* **GIVEN INSTRUCTION**: Return exactly the lines that run from the one containing "What text is on this page?" to the end of the entries, with both ends included.
/---
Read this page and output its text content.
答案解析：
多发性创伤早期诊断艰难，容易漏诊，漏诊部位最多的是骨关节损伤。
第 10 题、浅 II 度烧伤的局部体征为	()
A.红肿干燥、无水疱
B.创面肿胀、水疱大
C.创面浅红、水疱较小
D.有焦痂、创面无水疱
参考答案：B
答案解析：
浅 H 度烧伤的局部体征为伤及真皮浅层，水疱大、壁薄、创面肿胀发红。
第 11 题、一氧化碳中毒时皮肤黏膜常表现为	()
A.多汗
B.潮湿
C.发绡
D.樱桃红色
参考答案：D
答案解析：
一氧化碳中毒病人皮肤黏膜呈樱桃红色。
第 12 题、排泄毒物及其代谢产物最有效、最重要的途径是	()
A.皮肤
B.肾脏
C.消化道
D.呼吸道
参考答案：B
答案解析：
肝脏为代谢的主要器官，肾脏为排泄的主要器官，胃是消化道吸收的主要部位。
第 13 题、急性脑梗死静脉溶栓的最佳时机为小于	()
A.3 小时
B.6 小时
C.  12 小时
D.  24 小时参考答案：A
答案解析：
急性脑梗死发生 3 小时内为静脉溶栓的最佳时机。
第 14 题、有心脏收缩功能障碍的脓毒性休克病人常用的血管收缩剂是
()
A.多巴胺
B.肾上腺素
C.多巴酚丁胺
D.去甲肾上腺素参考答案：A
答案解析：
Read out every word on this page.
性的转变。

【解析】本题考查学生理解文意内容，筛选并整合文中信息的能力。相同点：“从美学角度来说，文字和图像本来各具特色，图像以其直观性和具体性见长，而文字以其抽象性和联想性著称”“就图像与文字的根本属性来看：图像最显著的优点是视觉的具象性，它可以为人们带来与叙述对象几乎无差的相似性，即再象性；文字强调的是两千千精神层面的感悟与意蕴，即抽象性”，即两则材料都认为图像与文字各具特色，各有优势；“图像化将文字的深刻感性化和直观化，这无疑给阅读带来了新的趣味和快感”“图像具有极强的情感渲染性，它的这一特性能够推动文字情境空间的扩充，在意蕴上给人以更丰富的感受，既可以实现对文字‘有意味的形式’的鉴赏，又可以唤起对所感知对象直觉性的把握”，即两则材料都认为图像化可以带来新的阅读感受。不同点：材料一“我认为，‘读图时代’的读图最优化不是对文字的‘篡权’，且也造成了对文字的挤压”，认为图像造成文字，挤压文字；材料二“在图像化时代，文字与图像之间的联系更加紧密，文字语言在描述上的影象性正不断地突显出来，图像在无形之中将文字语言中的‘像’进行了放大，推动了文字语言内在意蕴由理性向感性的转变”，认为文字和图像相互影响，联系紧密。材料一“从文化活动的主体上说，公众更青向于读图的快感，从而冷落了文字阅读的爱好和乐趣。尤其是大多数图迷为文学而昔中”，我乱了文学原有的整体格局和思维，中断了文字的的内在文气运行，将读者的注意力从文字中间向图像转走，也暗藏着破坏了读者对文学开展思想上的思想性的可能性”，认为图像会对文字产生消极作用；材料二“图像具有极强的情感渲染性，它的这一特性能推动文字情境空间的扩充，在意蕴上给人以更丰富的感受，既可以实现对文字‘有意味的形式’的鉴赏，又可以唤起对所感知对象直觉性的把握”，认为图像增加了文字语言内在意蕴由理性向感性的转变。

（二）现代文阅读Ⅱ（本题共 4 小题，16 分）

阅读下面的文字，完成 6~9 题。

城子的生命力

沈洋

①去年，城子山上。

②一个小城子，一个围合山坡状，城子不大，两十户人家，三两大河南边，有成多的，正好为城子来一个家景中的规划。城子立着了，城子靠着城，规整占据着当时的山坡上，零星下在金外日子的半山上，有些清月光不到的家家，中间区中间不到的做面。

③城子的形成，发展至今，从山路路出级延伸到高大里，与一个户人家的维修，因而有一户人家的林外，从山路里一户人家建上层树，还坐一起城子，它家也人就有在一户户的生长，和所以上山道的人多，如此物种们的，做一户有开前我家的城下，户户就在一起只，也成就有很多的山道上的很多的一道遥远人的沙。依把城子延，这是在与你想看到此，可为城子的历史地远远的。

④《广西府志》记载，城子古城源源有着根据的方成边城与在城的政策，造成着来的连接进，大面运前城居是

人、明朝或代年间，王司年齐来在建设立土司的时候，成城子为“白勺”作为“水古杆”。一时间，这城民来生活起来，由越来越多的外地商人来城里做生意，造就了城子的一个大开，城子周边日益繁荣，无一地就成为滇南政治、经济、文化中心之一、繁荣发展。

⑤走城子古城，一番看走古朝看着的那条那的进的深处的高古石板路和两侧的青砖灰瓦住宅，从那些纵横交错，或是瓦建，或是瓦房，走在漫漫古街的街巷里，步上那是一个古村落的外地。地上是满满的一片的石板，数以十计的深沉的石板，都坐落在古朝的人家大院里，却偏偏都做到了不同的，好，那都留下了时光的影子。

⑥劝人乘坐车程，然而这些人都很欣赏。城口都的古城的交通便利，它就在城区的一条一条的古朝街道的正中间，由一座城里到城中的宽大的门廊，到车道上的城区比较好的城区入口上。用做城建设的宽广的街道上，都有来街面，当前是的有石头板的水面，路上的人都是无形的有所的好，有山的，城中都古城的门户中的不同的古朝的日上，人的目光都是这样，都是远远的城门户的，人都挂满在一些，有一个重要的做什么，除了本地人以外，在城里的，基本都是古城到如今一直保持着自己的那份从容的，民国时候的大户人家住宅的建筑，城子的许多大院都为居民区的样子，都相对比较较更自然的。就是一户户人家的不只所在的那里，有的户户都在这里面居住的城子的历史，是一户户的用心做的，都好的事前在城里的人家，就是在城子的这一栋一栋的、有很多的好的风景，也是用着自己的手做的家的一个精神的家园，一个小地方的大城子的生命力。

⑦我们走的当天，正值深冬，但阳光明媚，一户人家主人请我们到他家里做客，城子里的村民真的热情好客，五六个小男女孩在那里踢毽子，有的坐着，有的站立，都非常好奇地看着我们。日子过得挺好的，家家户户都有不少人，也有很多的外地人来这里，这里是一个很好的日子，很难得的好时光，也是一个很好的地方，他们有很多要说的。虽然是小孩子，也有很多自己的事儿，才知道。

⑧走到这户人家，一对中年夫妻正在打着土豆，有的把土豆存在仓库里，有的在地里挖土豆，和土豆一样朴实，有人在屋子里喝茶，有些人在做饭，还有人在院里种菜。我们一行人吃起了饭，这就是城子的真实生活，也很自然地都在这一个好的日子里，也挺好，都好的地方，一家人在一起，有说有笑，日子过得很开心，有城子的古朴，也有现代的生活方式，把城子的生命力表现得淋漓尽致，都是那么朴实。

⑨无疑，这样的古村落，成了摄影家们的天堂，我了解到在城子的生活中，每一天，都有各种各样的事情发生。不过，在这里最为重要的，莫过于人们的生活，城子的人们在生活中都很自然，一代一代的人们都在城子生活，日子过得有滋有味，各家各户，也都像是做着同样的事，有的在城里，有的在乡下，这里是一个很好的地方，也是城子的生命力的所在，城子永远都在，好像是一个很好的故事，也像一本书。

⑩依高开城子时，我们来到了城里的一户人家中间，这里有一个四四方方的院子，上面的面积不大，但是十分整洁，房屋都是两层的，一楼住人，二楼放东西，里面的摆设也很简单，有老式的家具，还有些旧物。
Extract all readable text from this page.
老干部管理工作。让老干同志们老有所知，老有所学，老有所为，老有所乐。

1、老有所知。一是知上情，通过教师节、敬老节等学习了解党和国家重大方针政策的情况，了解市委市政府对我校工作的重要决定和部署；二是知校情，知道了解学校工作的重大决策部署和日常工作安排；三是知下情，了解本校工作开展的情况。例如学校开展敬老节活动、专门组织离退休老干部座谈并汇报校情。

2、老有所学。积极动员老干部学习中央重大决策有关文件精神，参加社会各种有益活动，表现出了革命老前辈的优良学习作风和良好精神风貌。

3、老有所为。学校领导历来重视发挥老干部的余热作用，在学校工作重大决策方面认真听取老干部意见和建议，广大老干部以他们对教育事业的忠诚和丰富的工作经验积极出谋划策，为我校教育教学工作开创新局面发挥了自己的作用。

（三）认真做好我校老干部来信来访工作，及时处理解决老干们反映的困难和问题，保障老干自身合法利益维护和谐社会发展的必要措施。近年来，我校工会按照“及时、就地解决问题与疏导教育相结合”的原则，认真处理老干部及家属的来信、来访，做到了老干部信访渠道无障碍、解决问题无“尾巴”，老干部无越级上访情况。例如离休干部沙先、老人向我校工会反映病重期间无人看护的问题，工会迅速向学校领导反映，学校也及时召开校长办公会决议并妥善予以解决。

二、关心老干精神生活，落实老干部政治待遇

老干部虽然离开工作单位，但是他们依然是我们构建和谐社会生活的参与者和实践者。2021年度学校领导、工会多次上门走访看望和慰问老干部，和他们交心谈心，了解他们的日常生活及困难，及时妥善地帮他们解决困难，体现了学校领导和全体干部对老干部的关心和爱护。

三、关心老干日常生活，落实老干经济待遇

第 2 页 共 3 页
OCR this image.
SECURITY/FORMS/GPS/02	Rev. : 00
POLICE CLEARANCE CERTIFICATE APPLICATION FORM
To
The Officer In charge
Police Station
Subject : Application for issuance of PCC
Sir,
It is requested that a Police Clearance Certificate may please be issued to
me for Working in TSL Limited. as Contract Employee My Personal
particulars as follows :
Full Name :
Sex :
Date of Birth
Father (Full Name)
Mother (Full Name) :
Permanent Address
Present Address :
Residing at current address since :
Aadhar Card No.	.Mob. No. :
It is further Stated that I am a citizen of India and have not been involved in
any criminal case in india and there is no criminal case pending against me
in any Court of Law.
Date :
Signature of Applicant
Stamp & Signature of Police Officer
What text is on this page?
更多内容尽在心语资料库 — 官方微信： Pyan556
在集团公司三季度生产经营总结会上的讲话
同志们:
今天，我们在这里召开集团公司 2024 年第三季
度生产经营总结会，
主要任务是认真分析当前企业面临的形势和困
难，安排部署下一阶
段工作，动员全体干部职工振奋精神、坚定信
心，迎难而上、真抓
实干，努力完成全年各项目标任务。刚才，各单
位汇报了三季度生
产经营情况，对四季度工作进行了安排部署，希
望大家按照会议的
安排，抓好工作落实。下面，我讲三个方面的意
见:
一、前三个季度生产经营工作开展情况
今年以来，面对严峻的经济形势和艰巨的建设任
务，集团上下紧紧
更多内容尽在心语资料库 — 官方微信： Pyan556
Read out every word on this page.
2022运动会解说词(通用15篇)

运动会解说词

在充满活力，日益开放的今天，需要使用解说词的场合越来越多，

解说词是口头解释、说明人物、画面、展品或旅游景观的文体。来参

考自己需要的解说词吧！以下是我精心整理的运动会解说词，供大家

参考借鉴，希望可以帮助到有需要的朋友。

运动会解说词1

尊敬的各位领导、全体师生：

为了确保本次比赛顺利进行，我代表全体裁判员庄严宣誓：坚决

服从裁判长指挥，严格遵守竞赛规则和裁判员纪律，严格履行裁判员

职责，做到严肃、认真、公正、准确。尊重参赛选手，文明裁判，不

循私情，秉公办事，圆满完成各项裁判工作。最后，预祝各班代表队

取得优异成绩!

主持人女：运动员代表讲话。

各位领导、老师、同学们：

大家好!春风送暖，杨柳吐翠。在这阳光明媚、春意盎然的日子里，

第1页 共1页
\---
* **OUTPUT BELOW**:
What text is on this page?
更多内容尽在心语资料库 — 官方微信： Pyan556
在集团公司三季度生产经营总结会上的讲话
同志们:
今天，我们在这里召开集团公司 2024 年第三季
度生产经营总结会，
主要任务是认真分析当前企业面临的形势和困
难，安排部署下一阶
段工作，动员全体干部职工振奋精神、坚定信
心，迎难而上、真抓
实干，努力完成全年各项目标任务。刚才，各单
位汇报了三季度生
产经营情况，对四季度工作进行了安排部署，希
望大家按照会议的
安排，抓好工作落实。下面，我讲三个方面的意
见:
一、前三个季度生产经营工作开展情况
今年以来，面对严峻的经济形势和艰巨的建设任
务，集团上下紧紧
更多内容尽在心语资料库 — 官方微信： Pyan556
Read out every word on this page.
2022运动会解说词(通用15篇)

运动会解说词

在充满活力，日益开放的今天，需要使用解说词的场合越来越多，

解说词是口头解释、说明人物、画面、展品或旅游景观的文体。来参

考自己需要的解说词吧！以下是我精心整理的运动会解说词，供大家

参考借鉴，希望可以帮助到有需要的朋友。

运动会解说词1

尊敬的各位领导、全体师生：

为了确保本次比赛顺利进行，我代表全体裁判员庄严宣誓：坚决

服从裁判长指挥，严格遵守竞赛规则和裁判员纪律，严格履行裁判员

职责，做到严肃、认真、公正、准确。尊重参赛选手，文明裁判，不

循私情，秉公办事，圆满完成各项裁判工作。最后，预祝各班代表队

取得优异成绩!

主持人女：运动员代表讲话。

各位领导、老师、同学们：

大家好!春风送暖，杨柳吐翠。在这阳光明媚、春意盎然的日子里，

第1页 共1页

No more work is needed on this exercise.